Your goal
Retype the whole listing verbatim and keep the pictures out of it.

(Items listed in a dataset)
------------------------------------------------

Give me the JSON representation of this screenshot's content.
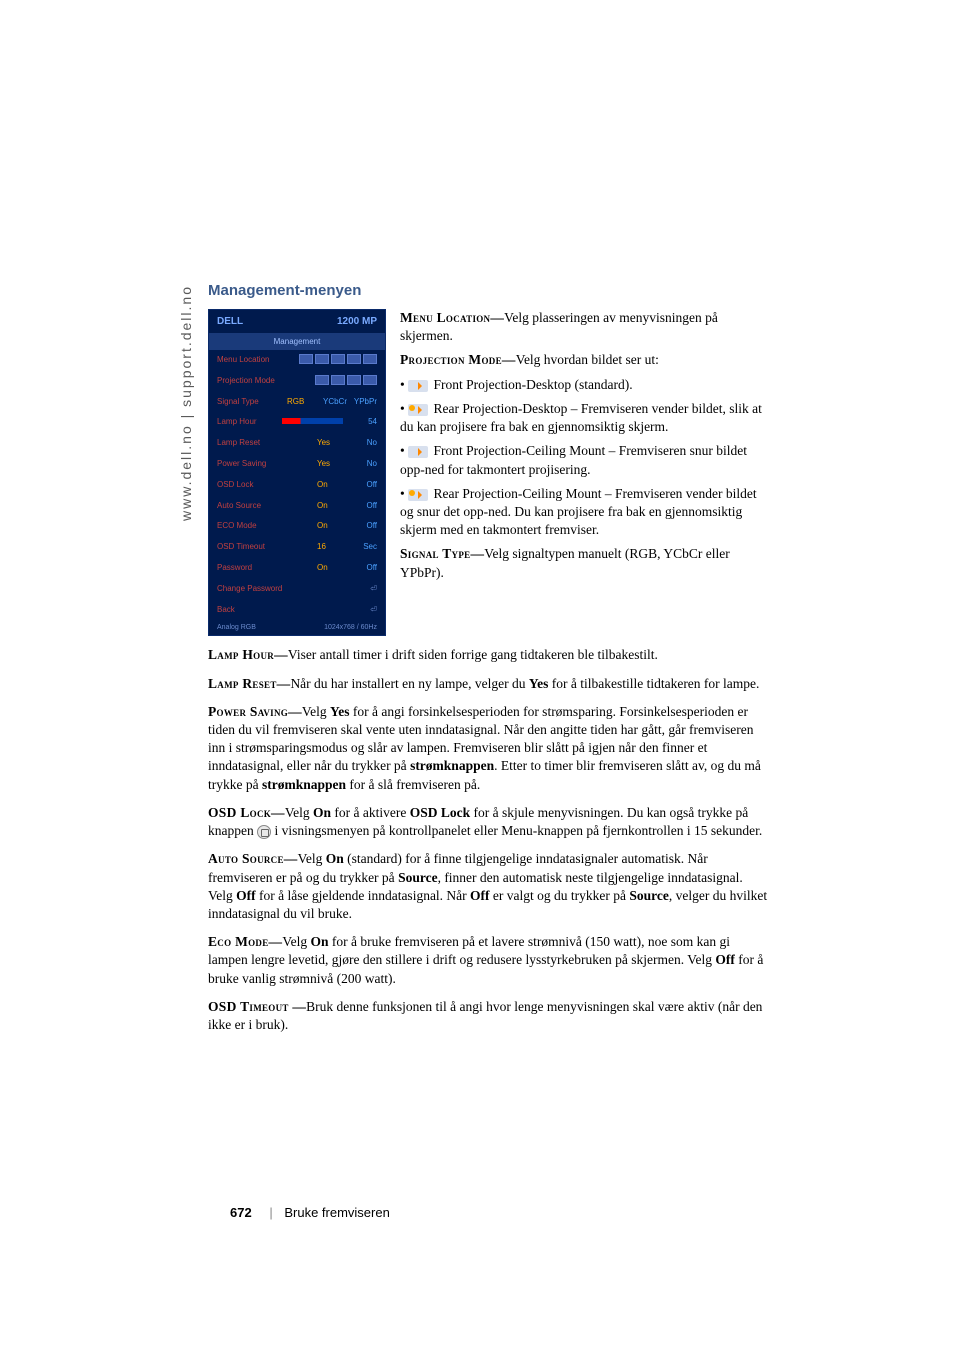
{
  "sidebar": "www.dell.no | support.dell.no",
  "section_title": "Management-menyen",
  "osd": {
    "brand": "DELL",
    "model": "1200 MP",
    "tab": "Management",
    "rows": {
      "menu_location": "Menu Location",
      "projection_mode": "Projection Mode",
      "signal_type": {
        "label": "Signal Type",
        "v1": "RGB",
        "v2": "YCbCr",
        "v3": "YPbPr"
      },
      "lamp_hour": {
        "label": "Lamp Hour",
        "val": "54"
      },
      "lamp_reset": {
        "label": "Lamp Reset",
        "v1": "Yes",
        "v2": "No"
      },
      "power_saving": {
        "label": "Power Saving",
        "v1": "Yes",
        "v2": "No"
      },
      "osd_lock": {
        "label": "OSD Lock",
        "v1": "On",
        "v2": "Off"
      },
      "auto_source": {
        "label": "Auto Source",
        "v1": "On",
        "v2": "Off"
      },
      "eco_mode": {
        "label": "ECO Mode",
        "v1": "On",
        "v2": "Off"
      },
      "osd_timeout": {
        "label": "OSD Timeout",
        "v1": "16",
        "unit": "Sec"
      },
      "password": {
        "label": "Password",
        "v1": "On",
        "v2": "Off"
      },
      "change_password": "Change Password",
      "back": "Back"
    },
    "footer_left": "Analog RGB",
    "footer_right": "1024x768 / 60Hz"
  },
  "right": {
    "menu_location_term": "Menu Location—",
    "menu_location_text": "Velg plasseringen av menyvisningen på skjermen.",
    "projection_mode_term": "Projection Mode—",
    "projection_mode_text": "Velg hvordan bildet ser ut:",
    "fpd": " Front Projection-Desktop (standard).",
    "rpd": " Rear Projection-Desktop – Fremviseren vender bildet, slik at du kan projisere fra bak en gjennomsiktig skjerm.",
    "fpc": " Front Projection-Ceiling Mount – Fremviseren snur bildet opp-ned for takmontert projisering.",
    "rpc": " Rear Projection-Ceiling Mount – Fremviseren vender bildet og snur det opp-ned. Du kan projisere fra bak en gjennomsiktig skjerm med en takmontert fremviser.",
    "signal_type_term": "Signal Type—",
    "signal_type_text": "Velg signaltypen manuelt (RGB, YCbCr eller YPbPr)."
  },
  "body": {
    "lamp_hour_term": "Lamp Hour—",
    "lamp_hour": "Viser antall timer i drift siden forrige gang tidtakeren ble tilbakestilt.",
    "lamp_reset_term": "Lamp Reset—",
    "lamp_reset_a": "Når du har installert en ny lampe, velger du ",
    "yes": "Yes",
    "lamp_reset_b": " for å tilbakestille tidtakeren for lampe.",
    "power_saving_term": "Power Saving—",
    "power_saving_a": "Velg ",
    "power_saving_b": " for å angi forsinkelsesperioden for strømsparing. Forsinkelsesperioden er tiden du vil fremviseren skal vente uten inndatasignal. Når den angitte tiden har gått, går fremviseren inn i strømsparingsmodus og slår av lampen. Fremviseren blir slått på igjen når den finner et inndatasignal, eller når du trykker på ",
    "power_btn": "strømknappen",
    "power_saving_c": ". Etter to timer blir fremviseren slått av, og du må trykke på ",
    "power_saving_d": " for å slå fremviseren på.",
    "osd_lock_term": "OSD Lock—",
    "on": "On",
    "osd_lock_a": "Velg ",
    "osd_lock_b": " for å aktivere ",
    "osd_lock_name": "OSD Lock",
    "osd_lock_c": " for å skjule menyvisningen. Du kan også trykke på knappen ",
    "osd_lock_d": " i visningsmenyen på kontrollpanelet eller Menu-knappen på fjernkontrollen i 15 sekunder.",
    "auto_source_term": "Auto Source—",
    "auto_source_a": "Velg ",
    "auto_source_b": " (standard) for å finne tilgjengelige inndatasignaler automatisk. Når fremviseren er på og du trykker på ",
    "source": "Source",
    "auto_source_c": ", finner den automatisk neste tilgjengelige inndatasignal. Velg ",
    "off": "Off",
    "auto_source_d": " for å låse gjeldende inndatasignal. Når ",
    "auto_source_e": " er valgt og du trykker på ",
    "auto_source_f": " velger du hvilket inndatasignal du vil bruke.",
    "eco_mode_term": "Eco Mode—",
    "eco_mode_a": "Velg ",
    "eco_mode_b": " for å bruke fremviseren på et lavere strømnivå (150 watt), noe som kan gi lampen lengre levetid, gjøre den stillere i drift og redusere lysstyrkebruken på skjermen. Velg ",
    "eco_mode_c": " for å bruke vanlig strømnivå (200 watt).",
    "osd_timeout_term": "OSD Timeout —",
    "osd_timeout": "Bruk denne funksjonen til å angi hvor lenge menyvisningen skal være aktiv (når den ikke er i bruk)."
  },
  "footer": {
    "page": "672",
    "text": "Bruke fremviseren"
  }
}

------------------------------------------------

Answer to this exercise
Give me the JSON representation of this screenshot's content.
{
  "sidebar": "www.dell.no | support.dell.no",
  "section_title": "Management-menyen",
  "osd": {
    "brand": "DELL",
    "model": "1200 MP",
    "tab": "Management",
    "rows": {
      "menu_location": "Menu Location",
      "projection_mode": "Projection Mode",
      "signal_type": {
        "label": "Signal Type",
        "v1": "RGB",
        "v2": "YCbCr",
        "v3": "YPbPr"
      },
      "lamp_hour": {
        "label": "Lamp Hour",
        "val": "54"
      },
      "lamp_reset": {
        "label": "Lamp Reset",
        "v1": "Yes",
        "v2": "No"
      },
      "power_saving": {
        "label": "Power Saving",
        "v1": "Yes",
        "v2": "No"
      },
      "osd_lock": {
        "label": "OSD Lock",
        "v1": "On",
        "v2": "Off"
      },
      "auto_source": {
        "label": "Auto Source",
        "v1": "On",
        "v2": "Off"
      },
      "eco_mode": {
        "label": "ECO Mode",
        "v1": "On",
        "v2": "Off"
      },
      "osd_timeout": {
        "label": "OSD Timeout",
        "v1": "16",
        "unit": "Sec"
      },
      "password": {
        "label": "Password",
        "v1": "On",
        "v2": "Off"
      },
      "change_password": "Change Password",
      "back": "Back"
    },
    "footer_left": "Analog RGB",
    "footer_right": "1024x768 / 60Hz"
  },
  "right": {
    "menu_location_term": "Menu Location—",
    "menu_location_text": "Velg plasseringen av menyvisningen på skjermen.",
    "projection_mode_term": "Projection Mode—",
    "projection_mode_text": "Velg hvordan bildet ser ut:",
    "fpd": " Front Projection-Desktop (standard).",
    "rpd": " Rear Projection-Desktop – Fremviseren vender bildet, slik at du kan projisere fra bak en gjennomsiktig skjerm.",
    "fpc": " Front Projection-Ceiling Mount – Fremviseren snur bildet opp-ned for takmontert projisering.",
    "rpc": " Rear Projection-Ceiling Mount – Fremviseren vender bildet og snur det opp-ned. Du kan projisere fra bak en gjennomsiktig skjerm med en takmontert fremviser.",
    "signal_type_term": "Signal Type—",
    "signal_type_text": "Velg signaltypen manuelt (RGB, YCbCr eller YPbPr)."
  },
  "body": {
    "lamp_hour_term": "Lamp Hour—",
    "lamp_hour": "Viser antall timer i drift siden forrige gang tidtakeren ble tilbakestilt.",
    "lamp_reset_term": "Lamp Reset—",
    "lamp_reset_a": "Når du har installert en ny lampe, velger du ",
    "yes": "Yes",
    "lamp_reset_b": " for å tilbakestille tidtakeren for lampe.",
    "power_saving_term": "Power Saving—",
    "power_saving_a": "Velg ",
    "power_saving_b": " for å angi forsinkelsesperioden for strømsparing. Forsinkelsesperioden er tiden du vil fremviseren skal vente uten inndatasignal. Når den angitte tiden har gått, går fremviseren inn i strømsparingsmodus og slår av lampen. Fremviseren blir slått på igjen når den finner et inndatasignal, eller når du trykker på ",
    "power_btn": "strømknappen",
    "power_saving_c": ". Etter to timer blir fremviseren slått av, og du må trykke på ",
    "power_saving_d": " for å slå fremviseren på.",
    "osd_lock_term": "OSD Lock—",
    "on": "On",
    "osd_lock_a": "Velg ",
    "osd_lock_b": " for å aktivere ",
    "osd_lock_name": "OSD Lock",
    "osd_lock_c": " for å skjule menyvisningen. Du kan også trykke på knappen ",
    "osd_lock_d": " i visningsmenyen på kontrollpanelet eller Menu-knappen på fjernkontrollen i 15 sekunder.",
    "auto_source_term": "Auto Source—",
    "auto_source_a": "Velg ",
    "auto_source_b": " (standard) for å finne tilgjengelige inndatasignaler automatisk. Når fremviseren er på og du trykker på ",
    "source": "Source",
    "auto_source_c": ", finner den automatisk neste tilgjengelige inndatasignal. Velg ",
    "off": "Off",
    "auto_source_d": " for å låse gjeldende inndatasignal. Når ",
    "auto_source_e": " er valgt og du trykker på ",
    "auto_source_f": " velger du hvilket inndatasignal du vil bruke.",
    "eco_mode_term": "Eco Mode—",
    "eco_mode_a": "Velg ",
    "eco_mode_b": " for å bruke fremviseren på et lavere strømnivå (150 watt), noe som kan gi lampen lengre levetid, gjøre den stillere i drift og redusere lysstyrkebruken på skjermen. Velg ",
    "eco_mode_c": " for å bruke vanlig strømnivå (200 watt).",
    "osd_timeout_term": "OSD Timeout —",
    "osd_timeout": "Bruk denne funksjonen til å angi hvor lenge menyvisningen skal være aktiv (når den ikke er i bruk)."
  },
  "footer": {
    "page": "672",
    "text": "Bruke fremviseren"
  }
}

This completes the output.